▶ _TASK STATEMENT_:
Find every line containing the word "bold" in the records below; report only how many there are.

Excerpts from a figure dataset:

··········

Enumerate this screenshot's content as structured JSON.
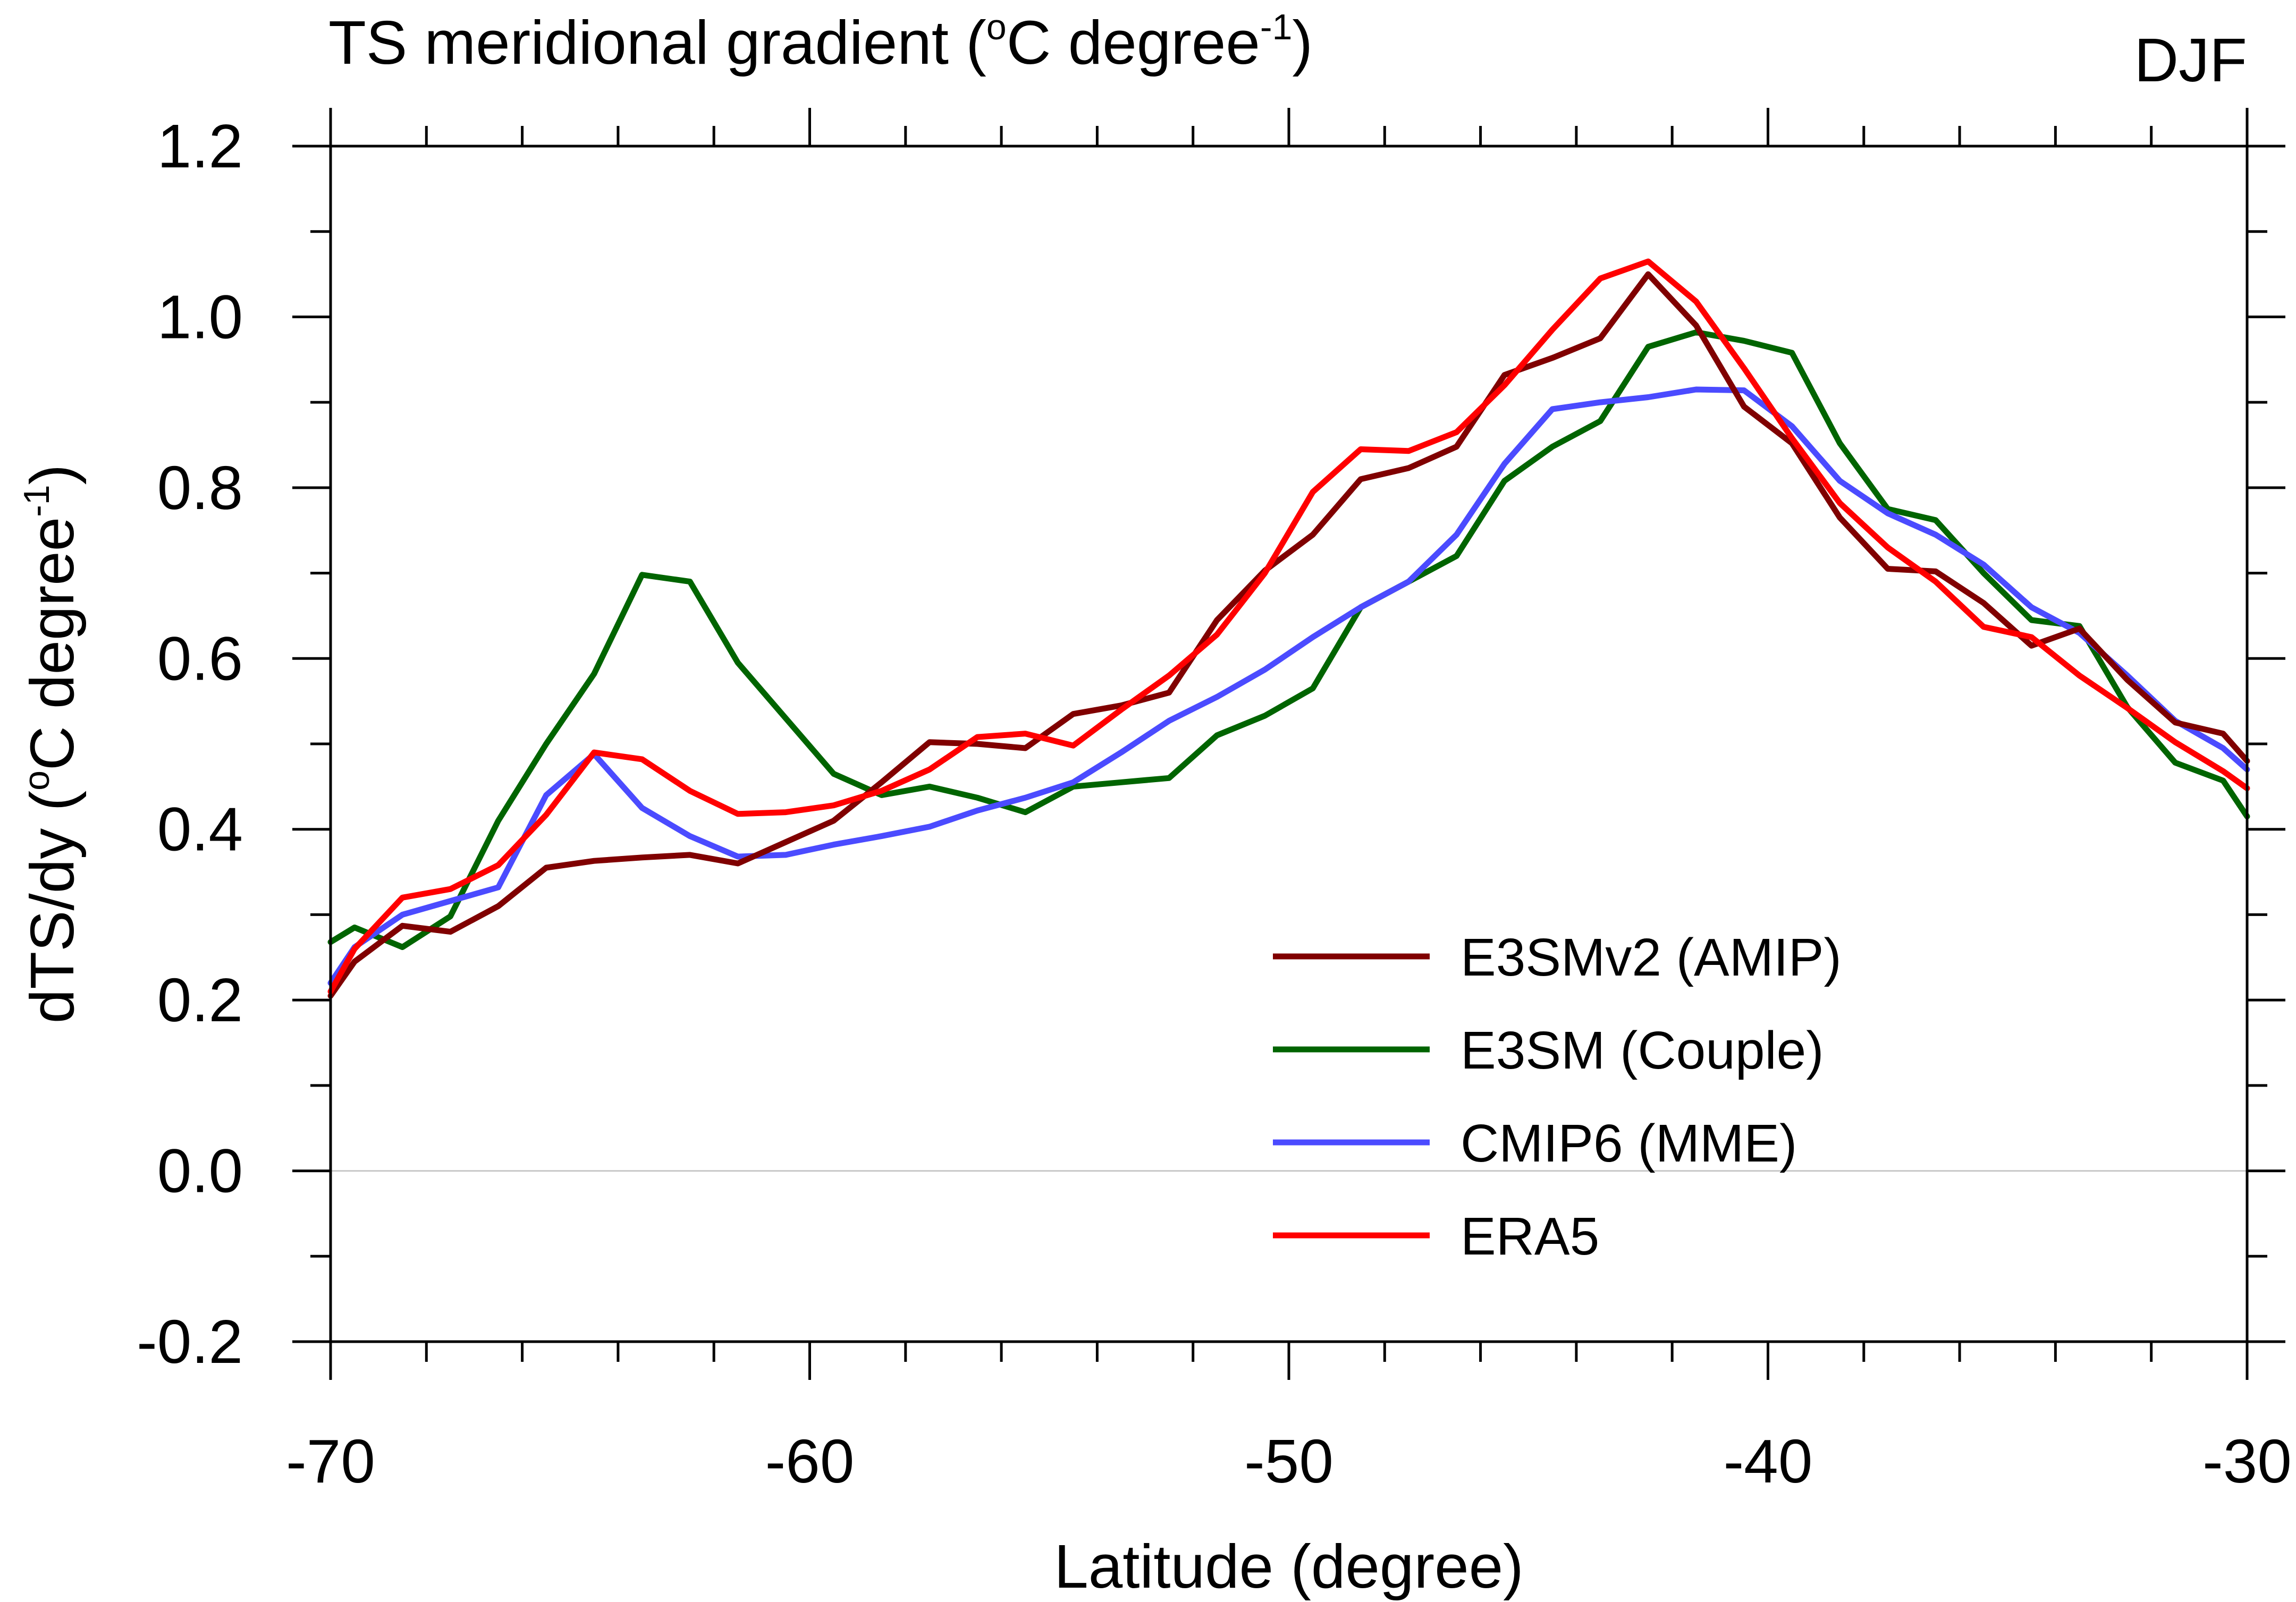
{
  "chart_data": {
    "type": "line",
    "title": "TS meridional gradient (°C degree-1)",
    "title_parts": {
      "prefix": "TS meridional gradient (",
      "degree_sup": "o",
      "mid": "C degree",
      "exp_sup": "-1",
      "suffix": ")"
    },
    "season": "DJF",
    "xlabel": "Latitude (degree)",
    "ylabel": "dTS/dy (°C degree-1)",
    "ylabel_parts": {
      "prefix": "dTS/dy (",
      "degree_sup": "o",
      "mid": "C degree",
      "exp_sup": "-1",
      "suffix": ")"
    },
    "xlim": [
      -70,
      -30
    ],
    "ylim": [
      -0.2,
      1.2
    ],
    "xticks": [
      -70,
      -60,
      -50,
      -40,
      -30
    ],
    "xtick_labels": [
      "-70",
      "-60",
      "-50",
      "-40",
      "-30"
    ],
    "yticks": [
      -0.2,
      0.0,
      0.2,
      0.4,
      0.6,
      0.8,
      1.0,
      1.2
    ],
    "ytick_labels": [
      "-0.2",
      "0.0",
      "0.2",
      "0.4",
      "0.6",
      "0.8",
      "1.0",
      "1.2"
    ],
    "zero_line": true,
    "grid": false,
    "legend_position": "bottom-right",
    "series": [
      {
        "name": "E3SMv2 (AMIP)",
        "color": "#800000",
        "x": [
          -70,
          -69.5,
          -68.5,
          -67.5,
          -66.5,
          -65.5,
          -64.5,
          -63.5,
          -62.5,
          -61.5,
          -60.5,
          -59.5,
          -58.5,
          -57.5,
          -56.5,
          -55.5,
          -54.5,
          -53.5,
          -52.5,
          -51.5,
          -50.5,
          -49.5,
          -48.5,
          -47.5,
          -46.5,
          -45.5,
          -44.5,
          -43.5,
          -42.5,
          -41.5,
          -40.5,
          -39.5,
          -38.5,
          -37.5,
          -36.5,
          -35.5,
          -34.5,
          -33.5,
          -32.5,
          -31.5,
          -30.5,
          -30
        ],
        "y": [
          0.205,
          0.245,
          0.287,
          0.28,
          0.31,
          0.355,
          0.363,
          0.367,
          0.37,
          0.36,
          0.385,
          0.41,
          0.455,
          0.502,
          0.5,
          0.495,
          0.535,
          0.545,
          0.56,
          0.645,
          0.703,
          0.745,
          0.81,
          0.823,
          0.848,
          0.932,
          0.952,
          0.975,
          1.05,
          0.99,
          0.895,
          0.852,
          0.765,
          0.705,
          0.702,
          0.665,
          0.615,
          0.635,
          0.575,
          0.525,
          0.512,
          0.48
        ]
      },
      {
        "name": "E3SM (Couple)",
        "color": "#006400",
        "x": [
          -70,
          -69.5,
          -68.5,
          -67.5,
          -66.5,
          -65.5,
          -64.5,
          -63.5,
          -62.5,
          -61.5,
          -60.5,
          -59.5,
          -58.5,
          -57.5,
          -56.5,
          -55.5,
          -54.5,
          -53.5,
          -52.5,
          -51.5,
          -50.5,
          -49.5,
          -48.5,
          -47.5,
          -46.5,
          -45.5,
          -44.5,
          -43.5,
          -42.5,
          -41.5,
          -40.5,
          -39.5,
          -38.5,
          -37.5,
          -36.5,
          -35.5,
          -34.5,
          -33.5,
          -32.5,
          -31.5,
          -30.5,
          -30
        ],
        "y": [
          0.268,
          0.285,
          0.262,
          0.298,
          0.41,
          0.5,
          0.582,
          0.698,
          0.69,
          0.595,
          0.53,
          0.465,
          0.44,
          0.45,
          0.437,
          0.42,
          0.45,
          0.455,
          0.46,
          0.51,
          0.533,
          0.565,
          0.66,
          0.69,
          0.72,
          0.808,
          0.848,
          0.878,
          0.965,
          0.982,
          0.972,
          0.958,
          0.852,
          0.775,
          0.762,
          0.7,
          0.645,
          0.638,
          0.543,
          0.478,
          0.457,
          0.415
        ]
      },
      {
        "name": "CMIP6 (MME)",
        "color": "#4B4BFF",
        "x": [
          -70,
          -69.5,
          -68.5,
          -67.5,
          -66.5,
          -65.5,
          -64.5,
          -63.5,
          -62.5,
          -61.5,
          -60.5,
          -59.5,
          -58.5,
          -57.5,
          -56.5,
          -55.5,
          -54.5,
          -53.5,
          -52.5,
          -51.5,
          -50.5,
          -49.5,
          -48.5,
          -47.5,
          -46.5,
          -45.5,
          -44.5,
          -43.5,
          -42.5,
          -41.5,
          -40.5,
          -39.5,
          -38.5,
          -37.5,
          -36.5,
          -35.5,
          -34.5,
          -33.5,
          -32.5,
          -31.5,
          -30.5,
          -30
        ],
        "y": [
          0.22,
          0.262,
          0.3,
          0.316,
          0.332,
          0.44,
          0.488,
          0.425,
          0.392,
          0.368,
          0.37,
          0.382,
          0.392,
          0.403,
          0.422,
          0.437,
          0.455,
          0.49,
          0.527,
          0.555,
          0.587,
          0.625,
          0.66,
          0.69,
          0.745,
          0.828,
          0.892,
          0.9,
          0.906,
          0.915,
          0.914,
          0.872,
          0.808,
          0.77,
          0.745,
          0.71,
          0.66,
          0.63,
          0.58,
          0.527,
          0.495,
          0.47
        ]
      },
      {
        "name": "ERA5",
        "color": "#FF0000",
        "x": [
          -70,
          -69.5,
          -68.5,
          -67.5,
          -66.5,
          -65.5,
          -64.5,
          -63.5,
          -62.5,
          -61.5,
          -60.5,
          -59.5,
          -58.5,
          -57.5,
          -56.5,
          -55.5,
          -54.5,
          -53.5,
          -52.5,
          -51.5,
          -50.5,
          -49.5,
          -48.5,
          -47.5,
          -46.5,
          -45.5,
          -44.5,
          -43.5,
          -42.5,
          -41.5,
          -40.5,
          -39.5,
          -38.5,
          -37.5,
          -36.5,
          -35.5,
          -34.5,
          -33.5,
          -32.5,
          -31.5,
          -30.5,
          -30
        ],
        "y": [
          0.21,
          0.26,
          0.32,
          0.33,
          0.358,
          0.417,
          0.49,
          0.482,
          0.445,
          0.418,
          0.42,
          0.428,
          0.445,
          0.47,
          0.508,
          0.512,
          0.498,
          0.54,
          0.58,
          0.628,
          0.7,
          0.795,
          0.845,
          0.843,
          0.865,
          0.92,
          0.985,
          1.045,
          1.065,
          1.018,
          0.94,
          0.858,
          0.782,
          0.73,
          0.69,
          0.637,
          0.625,
          0.58,
          0.542,
          0.502,
          0.468,
          0.448
        ]
      }
    ]
  }
}
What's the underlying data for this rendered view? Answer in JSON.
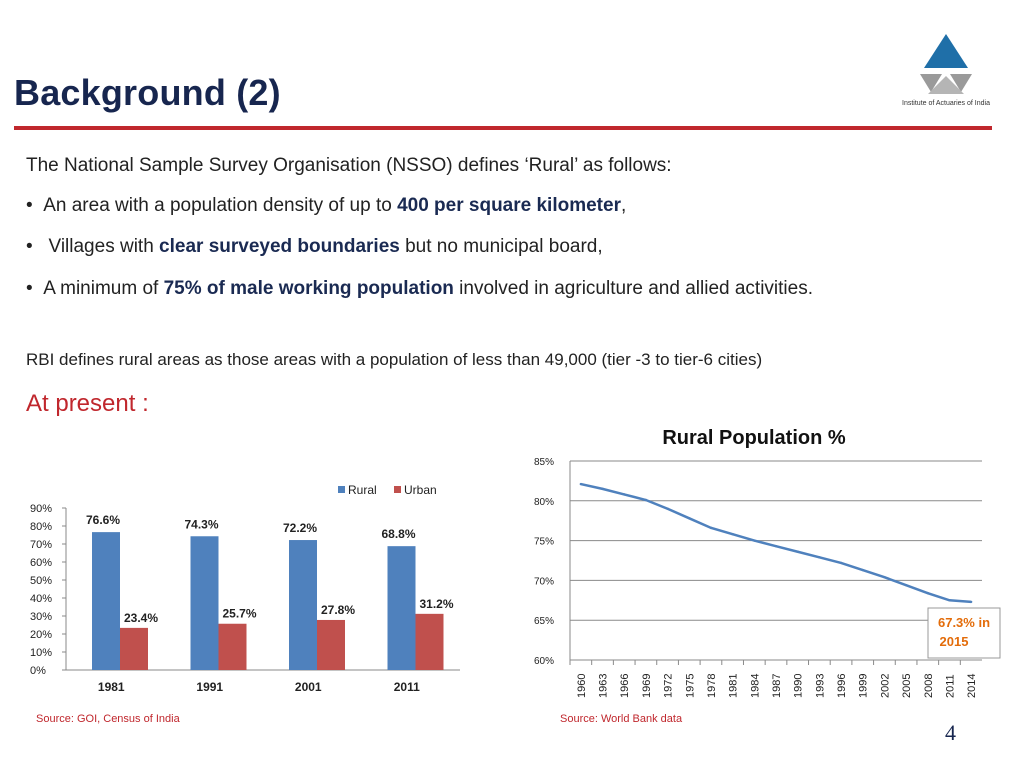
{
  "title": "Background (2)",
  "logo": {
    "caption": "Institute of Actuaries of India"
  },
  "intro": "The National Sample Survey Organisation (NSSO) defines ‘Rural’ as follows:",
  "bullets": [
    {
      "marker": "•",
      "pre": "An area with a population density of up to ",
      "bold": "400 per square kilometer",
      "post": ","
    },
    {
      "marker": "•",
      "pre": "Villages with ",
      "bold": "clear surveyed boundaries",
      "post": " but no municipal board,"
    },
    {
      "marker": "•",
      "pre": "A minimum of ",
      "bold": "75% of male working population",
      "post": " involved in agriculture and allied activities."
    }
  ],
  "rbi": "RBI defines rural areas as those areas with a population of less than 49,000 (tier -3 to tier-6 cities)",
  "at_present": "At present :",
  "sources": {
    "left": "Source: GOI, Census of India",
    "right": "Source: World Bank data"
  },
  "page_number": "4",
  "colors": {
    "title": "#17264f",
    "accent_red": "#c0272d",
    "rural": "#4f81bd",
    "urban": "#c0504d",
    "line": "#4f81bd"
  },
  "chart_data": [
    {
      "type": "bar",
      "title": "",
      "categories": [
        "1981",
        "1991",
        "2001",
        "2011"
      ],
      "series": [
        {
          "name": "Rural",
          "values": [
            76.6,
            74.3,
            72.2,
            68.8
          ],
          "labels": [
            "76.6%",
            "74.3%",
            "72.2%",
            "68.8%"
          ]
        },
        {
          "name": "Urban",
          "values": [
            23.4,
            25.7,
            27.8,
            31.2
          ],
          "labels": [
            "23.4%",
            "25.7%",
            "27.8%",
            "31.2%"
          ]
        }
      ],
      "ylim": [
        0,
        90
      ],
      "yticks": [
        "0%",
        "10%",
        "20%",
        "30%",
        "40%",
        "50%",
        "60%",
        "70%",
        "80%",
        "90%"
      ],
      "legend": "top-right",
      "grid": false
    },
    {
      "type": "line",
      "title": "Rural Population %",
      "x": [
        "1960",
        "1963",
        "1966",
        "1969",
        "1972",
        "1975",
        "1978",
        "1981",
        "1984",
        "1987",
        "1990",
        "1993",
        "1996",
        "1999",
        "2002",
        "2005",
        "2008",
        "2011",
        "2014"
      ],
      "series": [
        {
          "name": "Rural Population %",
          "values": [
            82.1,
            81.5,
            80.8,
            80.1,
            79.0,
            77.8,
            76.6,
            75.8,
            75.0,
            74.3,
            73.6,
            72.9,
            72.2,
            71.3,
            70.4,
            69.4,
            68.4,
            67.5,
            67.3
          ]
        }
      ],
      "ylim": [
        60,
        85
      ],
      "yticks": [
        "60%",
        "65%",
        "70%",
        "75%",
        "80%",
        "85%"
      ],
      "annotation": {
        "line1": "67.3% in",
        "line2": "2015"
      },
      "grid": true
    }
  ]
}
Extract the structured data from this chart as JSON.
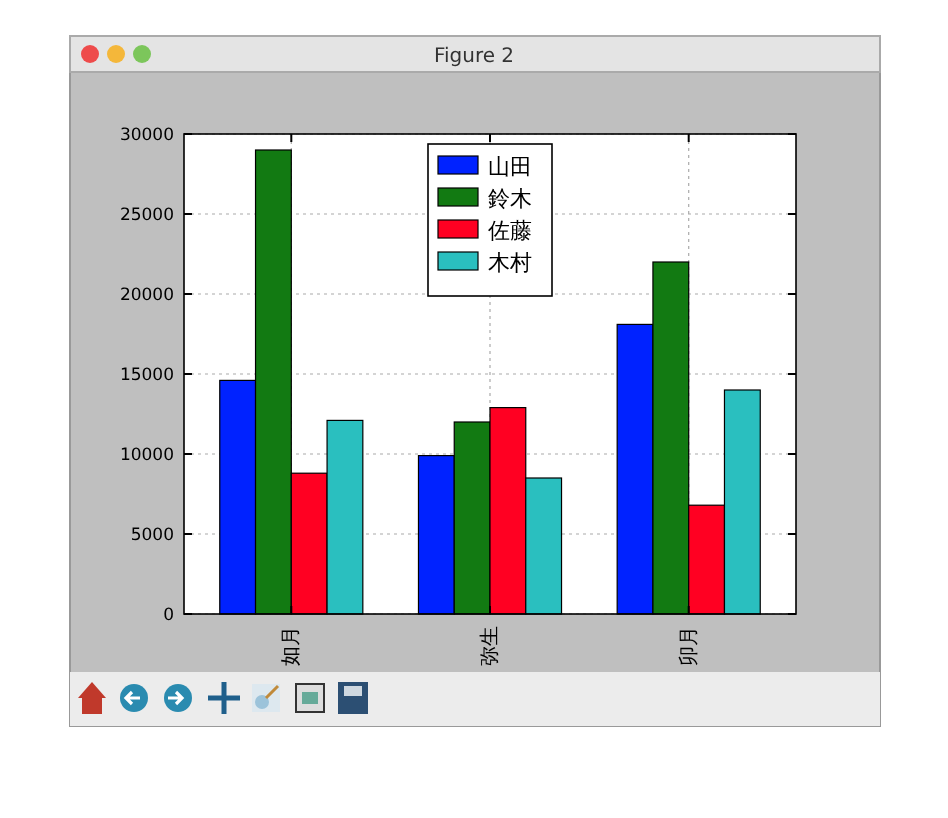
{
  "chart_data": {
    "type": "bar",
    "title": "Figure 2",
    "categories": [
      "如月",
      "弥生",
      "卯月"
    ],
    "series": [
      {
        "name": "山田",
        "color": "#0022ff",
        "values": [
          14600,
          9900,
          18100
        ]
      },
      {
        "name": "鈴木",
        "color": "#127a12",
        "values": [
          29000,
          12000,
          22000
        ]
      },
      {
        "name": "佐藤",
        "color": "#ff0022",
        "values": [
          8800,
          12900,
          6800
        ]
      },
      {
        "name": "木村",
        "color": "#2abfbf",
        "values": [
          12100,
          8500,
          14000
        ]
      }
    ],
    "ylim": [
      0,
      30000
    ],
    "yticks": [
      0,
      5000,
      10000,
      15000,
      20000,
      25000,
      30000
    ],
    "grid": true,
    "legend": "top"
  }
}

··········

▶ _SOLUTION_:
3